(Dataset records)
+ + + +
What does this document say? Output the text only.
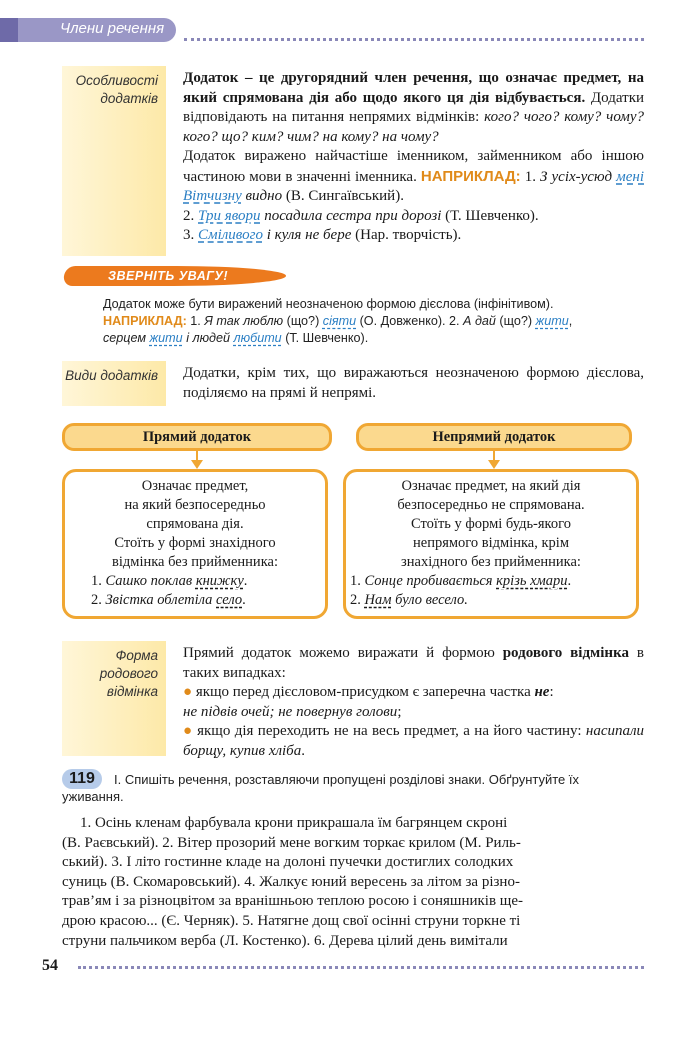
Члени речення
Особливості додатків
Додаток – це другорядний член речення, що означає предмет, на який спрямована дія або щодо якого ця дія відбувається. Додатки відповідають на питання непрямих відмінків: кого? чого? кому? чому? кого? що? ким? чим? на кому? на чому?
Додаток виражено найчастіше іменником, займенником або іншою частиною мови в значенні іменника. НАПРИКЛАД: 1. З усіх-усюд мені Вітчизну видно (В. Сингаївський).
2. Три явори посадила сестра при дорозі (Т. Шевченко).
3. Сміливого і куля не бере (Нар. творчість).
ЗВЕРНІТЬ УВАГУ!
Додаток може бути виражений неозначеною формою дієслова (інфінітивом).
НАПРИКЛАД: 1. Я так люблю (що?) сіяти (О. Довженко). 2. А дай (що?) жити,
серцем жити і людей любити (Т. Шевченко).
Види додатків	Додатки, крім тих, що виражаються неозначеною формою дієслова, поділяємо на прямі й непрямі.
Прямий додаток	Непрямий додаток
Означає предмет,
на який безпосередньо
спрямована дія.
Стоїть у формі знахідного
відмінка без прийменника:
1. Сашко поклав книжку.
2. Звістка облетіла село.
Означає предмет, на який дія
безпосередньо не спрямована.
Стоїть у формі будь-якого
непрямого відмінка, крім
знахідного без прийменника:
1. Сонце пробивається крізь хмари.
2. Нам було весело.
Форма родового відмінка
Прямий додаток можемо виражати й формою родового відмінка в таких випадках:
● якщо перед дієсловом-присудком є заперечна частка не:
не підвів очей; не повернув голови;
● якщо дія переходить не на весь предмет, а на його частину: насипали борщу, купив хліба.
119	І. Спишіть речення, розставляючи пропущені розділові знаки. Обґрунтуйте їх уживання.
1. Осінь кленам фарбувала крони прикрашала їм багрянцем скроні
(В. Раєвський). 2. Вітер прозорий мене вогким торкає крилом (М. Риль-
ський). 3. І літо гостинне кладе на долоні пучечки достиглих солодких
суниць (В. Скомаровський). 4. Жалкує юний вересень за літом за різно-
трав’ям і за різноцвітом за вранішньою теплою росою і соняшників ще-
дрою красою... (Є. Черняк). 5. Натягне дощ свої осінні струни торкне ті
струни пальчиком верба (Л. Костенко). 6. Дерева цілий день вимітали
54
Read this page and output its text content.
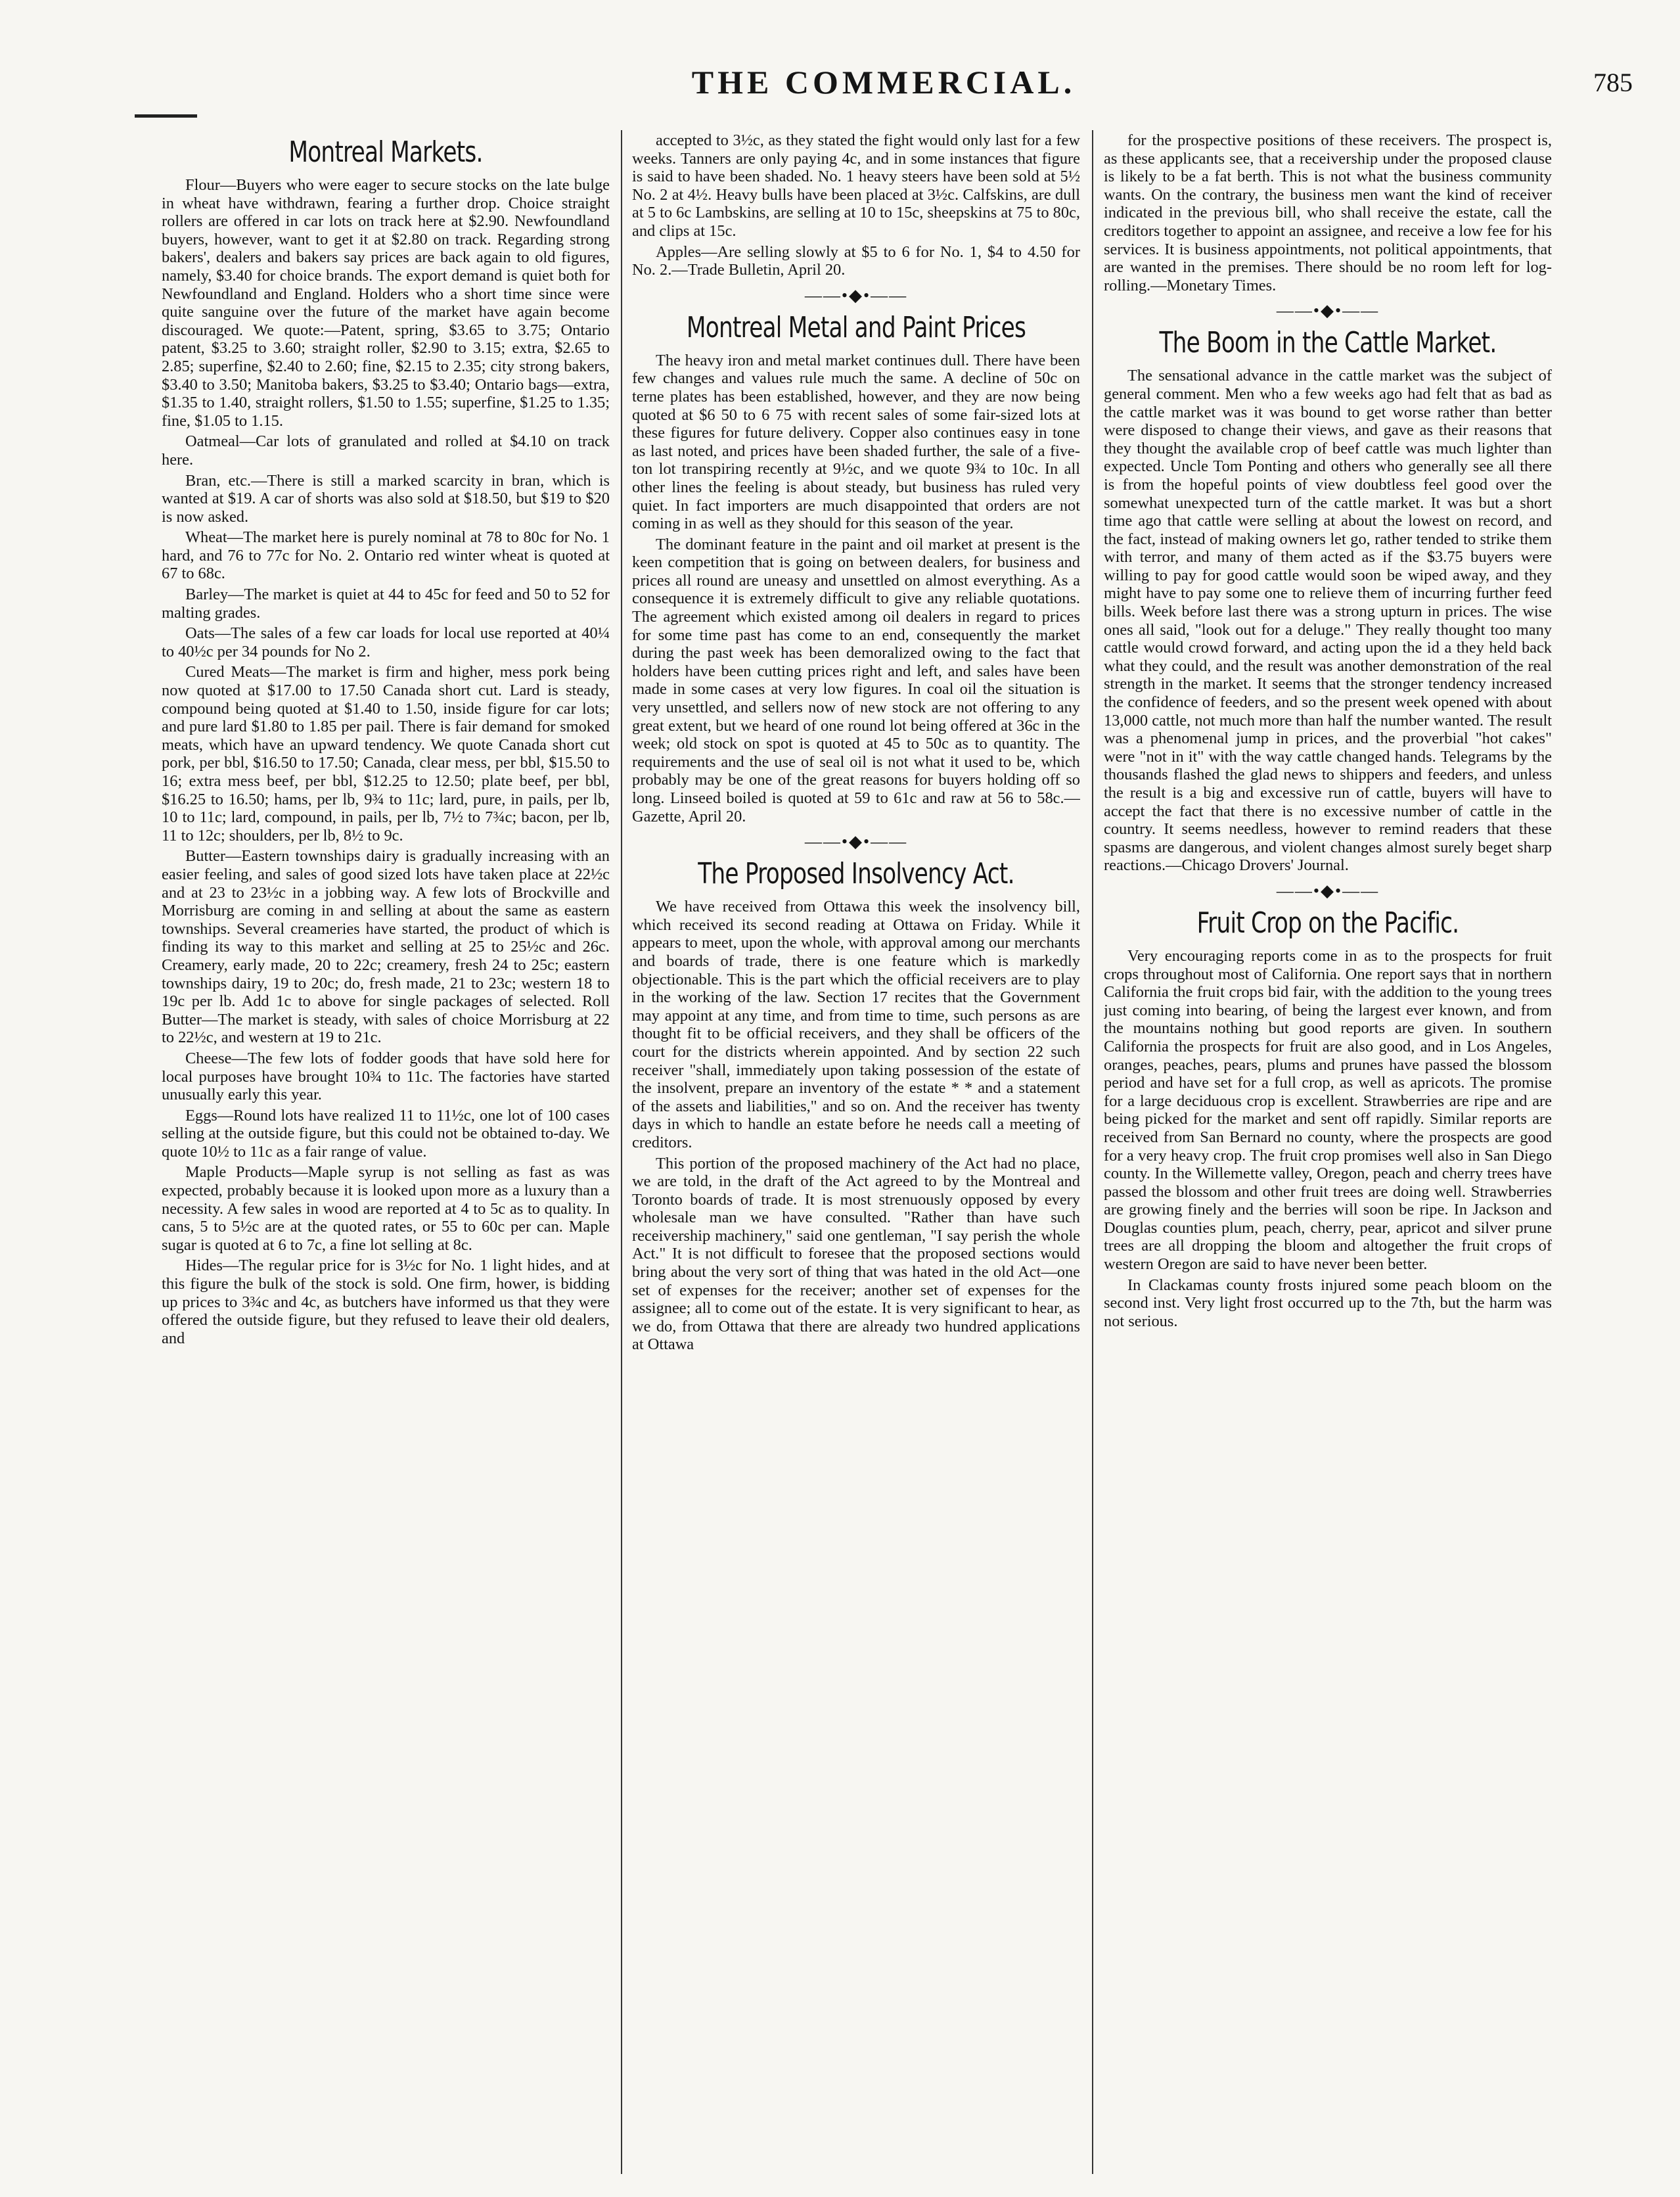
THE COMMERCIAL.	785
Montreal Markets.

Flour—Buyers who were eager to secure stocks on the late bulge in wheat have withdrawn, fearing a further drop. Choice straight rollers are offered in car lots on track here at $2.90. Newfoundland buyers, however, want to get it at $2.80 on track. Regarding strong bakers', dealers and bakers say prices are back again to old figures, namely, $3.40 for choice brands. The export demand is quiet both for Newfoundland and England. Holders who a short time since were quite sanguine over the future of the market have again become discouraged. We quote:—Patent, spring, $3.65 to 3.75; Ontario patent, $3.25 to 3.60; straight roller, $2.90 to 3.15; extra, $2.65 to 2.85; superfine, $2.40 to 2.60; fine, $2.15 to 2.35; city strong bakers, $3.40 to 3.50; Manitoba bakers, $3.25 to $3.40; Ontario bags—extra, $1.35 to 1.40, straight rollers, $1.50 to 1.55; superfine, $1.25 to 1.35; fine, $1.05 to 1.15.

Oatmeal—Car lots of granulated and rolled at $4.10 on track here.

Bran, etc.—There is still a marked scarcity in bran, which is wanted at $19. A car of shorts was also sold at $18.50, but $19 to $20 is now asked.

Wheat—The market here is purely nominal at 78 to 80c for No. 1 hard, and 76 to 77c for No. 2. Ontario red winter wheat is quoted at 67 to 68c.

Barley—The market is quiet at 44 to 45c for feed and 50 to 52 for malting grades.

Oats—The sales of a few car loads for local use reported at 40¼ to 40½c per 34 pounds for No 2.

Cured Meats—The market is firm and higher, mess pork being now quoted at $17.00 to 17.50 Canada short cut. Lard is steady, compound being quoted at $1.40 to 1.50, inside figure for car lots; and pure lard $1.80 to 1.85 per pail. There is fair demand for smoked meats, which have an upward tendency. We quote Canada short cut pork, per bbl, $16.50 to 17.50; Canada, clear mess, per bbl, $15.50 to 16; extra mess beef, per bbl, $12.25 to 12.50; plate beef, per bbl, $16.25 to 16.50; hams, per lb, 9¾ to 11c; lard, pure, in pails, per lb, 10 to 11c; lard, compound, in pails, per lb, 7½ to 7¾c; bacon, per lb, 11 to 12c; shoulders, per lb, 8½ to 9c.

Butter—Eastern townships dairy is gradually increasing with an easier feeling, and sales of good sized lots have taken place at 22½c and at 23 to 23½c in a jobbing way. A few lots of Brockville and Morrisburg are coming in and selling at about the same as eastern townships. Several creameries have started, the product of which is finding its way to this market and selling at 25 to 25½c and 26c. Creamery, early made, 20 to 22c; creamery, fresh 24 to 25c; eastern townships dairy, 19 to 20c; do, fresh made, 21 to 23c; western 18 to 19c per lb. Add 1c to above for single packages of selected. Roll Butter—The market is steady, with sales of choice Morrisburg at 22 to 22½c, and western at 19 to 21c.

Cheese—The few lots of fodder goods that have sold here for local purposes have brought 10¾ to 11c. The factories have started unusually early this year.

Eggs—Round lots have realized 11 to 11½c, one lot of 100 cases selling at the outside figure, but this could not be obtained to-day. We quote 10½ to 11c as a fair range of value.

Maple Products—Maple syrup is not selling as fast as was expected, probably because it is looked upon more as a luxury than a necessity. A few sales in wood are reported at 4 to 5c as to quality. In cans, 5 to 5½c are at the quoted rates, or 55 to 60c per can. Maple sugar is quoted at 6 to 7c, a fine lot selling at 8c.

Hides—The regular price for is 3½c for No. 1 light hides, and at this figure the bulk of the stock is sold. One firm, hower, is bidding up prices to 3¾c and 4c, as butchers have informed us that they were offered the outside figure, but they refused to leave their old dealers, and

accepted to 3½c, as they stated the fight would only last for a few weeks. Tanners are only paying 4c, and in some instances that figure is said to have been shaded. No. 1 heavy steers have been sold at 5½ No. 2 at 4½. Heavy bulls have been placed at 3½c. Calfskins, are dull at 5 to 6c Lambskins, are selling at 10 to 15c, sheepskins at 75 to 80c, and clips at 15c.

Apples—Are selling slowly at $5 to 6 for No. 1, $4 to 4.50 for No. 2.—Trade Bulletin, April 20.

——•◆•——
Montreal Metal and Paint Prices

The heavy iron and metal market continues dull. There have been few changes and values rule much the same. A decline of 50c on terne plates has been established, however, and they are now being quoted at $6 50 to 6 75 with recent sales of some fair-sized lots at these figures for future delivery. Copper also continues easy in tone as last noted, and prices have been shaded further, the sale of a five-ton lot transpiring recently at 9½c, and we quote 9¾ to 10c. In all other lines the feeling is about steady, but business has ruled very quiet. In fact importers are much disappointed that orders are not coming in as well as they should for this season of the year.

The dominant feature in the paint and oil market at present is the keen competition that is going on between dealers, for business and prices all round are uneasy and unsettled on almost everything. As a consequence it is extremely difficult to give any reliable quotations. The agreement which existed among oil dealers in regard to prices for some time past has come to an end, consequently the market during the past week has been demoralized owing to the fact that holders have been cutting prices right and left, and sales have been made in some cases at very low figures. In coal oil the situation is very unsettled, and sellers now of new stock are not offering to any great extent, but we heard of one round lot being offered at 36c in the week; old stock on spot is quoted at 45 to 50c as to quantity. The requirements and the use of seal oil is not what it used to be, which probably may be one of the great reasons for buyers holding off so long. Linseed boiled is quoted at 59 to 61c and raw at 56 to 58c.—Gazette, April 20.

——•◆•——
The Proposed Insolvency Act.

We have received from Ottawa this week the insolvency bill, which received its second reading at Ottawa on Friday. While it appears to meet, upon the whole, with approval among our merchants and boards of trade, there is one feature which is markedly objectionable. This is the part which the official receivers are to play in the working of the law. Section 17 recites that the Government may appoint at any time, and from time to time, such persons as are thought fit to be official receivers, and they shall be officers of the court for the districts wherein appointed. And by section 22 such receiver "shall, immediately upon taking possession of the estate of the insolvent, prepare an inventory of the estate * * and a statement of the assets and liabilities," and so on. And the receiver has twenty days in which to handle an estate before he needs call a meeting of creditors.

This portion of the proposed machinery of the Act had no place, we are told, in the draft of the Act agreed to by the Montreal and Toronto boards of trade. It is most strenuously opposed by every wholesale man we have consulted. "Rather than have such receivership machinery," said one gentleman, "I say perish the whole Act." It is not difficult to foresee that the proposed sections would bring about the very sort of thing that was hated in the old Act—one set of expenses for the receiver; another set of expenses for the assignee; all to come out of the estate. It is very significant to hear, as we do, from Ottawa that there are already two hundred applications at Ottawa

for the prospective positions of these receivers. The prospect is, as these applicants see, that a receivership under the proposed clause is likely to be a fat berth. This is not what the business community wants. On the contrary, the business men want the kind of receiver indicated in the previous bill, who shall receive the estate, call the creditors together to appoint an assignee, and receive a low fee for his services. It is business appointments, not political appointments, that are wanted in the premises. There should be no room left for log-rolling.—Monetary Times.

——•◆•——
The Boom in the Cattle Market.

The sensational advance in the cattle market was the subject of general comment. Men who a few weeks ago had felt that as bad as the cattle market was it was bound to get worse rather than better were disposed to change their views, and gave as their reasons that they thought the available crop of beef cattle was much lighter than expected. Uncle Tom Ponting and others who generally see all there is from the hopeful points of view doubtless feel good over the somewhat unexpected turn of the cattle market. It was but a short time ago that cattle were selling at about the lowest on record, and the fact, instead of making owners let go, rather tended to strike them with terror, and many of them acted as if the $3.75 buyers were willing to pay for good cattle would soon be wiped away, and they might have to pay some one to relieve them of incurring further feed bills. Week before last there was a strong upturn in prices. The wise ones all said, "look out for a deluge." They really thought too many cattle would crowd forward, and acting upon the id a they held back what they could, and the result was another demonstration of the real strength in the market. It seems that the stronger tendency increased the confidence of feeders, and so the present week opened with about 13,000 cattle, not much more than half the number wanted. The result was a phenomenal jump in prices, and the proverbial "hot cakes" were "not in it" with the way cattle changed hands. Telegrams by the thousands flashed the glad news to shippers and feeders, and unless the result is a big and excessive run of cattle, buyers will have to accept the fact that there is no excessive number of cattle in the country. It seems needless, however to remind readers that these spasms are dangerous, and violent changes almost surely beget sharp reactions.—Chicago Drovers' Journal.

——•◆•——
Fruit Crop on the Pacific.

Very encouraging reports come in as to the prospects for fruit crops throughout most of California. One report says that in northern California the fruit crops bid fair, with the addition to the young trees just coming into bearing, of being the largest ever known, and from the mountains nothing but good reports are given. In southern California the prospects for fruit are also good, and in Los Angeles, oranges, peaches, pears, plums and prunes have passed the blossom period and have set for a full crop, as well as apricots. The promise for a large deciduous crop is excellent. Strawberries are ripe and are being picked for the market and sent off rapidly. Similar reports are received from San Bernard no county, where the prospects are good for a very heavy crop. The fruit crop promises well also in San Diego county. In the Willemette valley, Oregon, peach and cherry trees have passed the blossom and other fruit trees are doing well. Strawberries are growing finely and the berries will soon be ripe. In Jackson and Douglas counties plum, peach, cherry, pear, apricot and silver prune trees are all dropping the bloom and altogether the fruit crops of western Oregon are said to have never been better.

In Clackamas county frosts injured some peach bloom on the second inst. Very light frost occurred up to the 7th, but the harm was not serious.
+ + + +
Work to do
Work out how many lines of the data above contain the string "western" and give the number alone.

Result of the exercise
2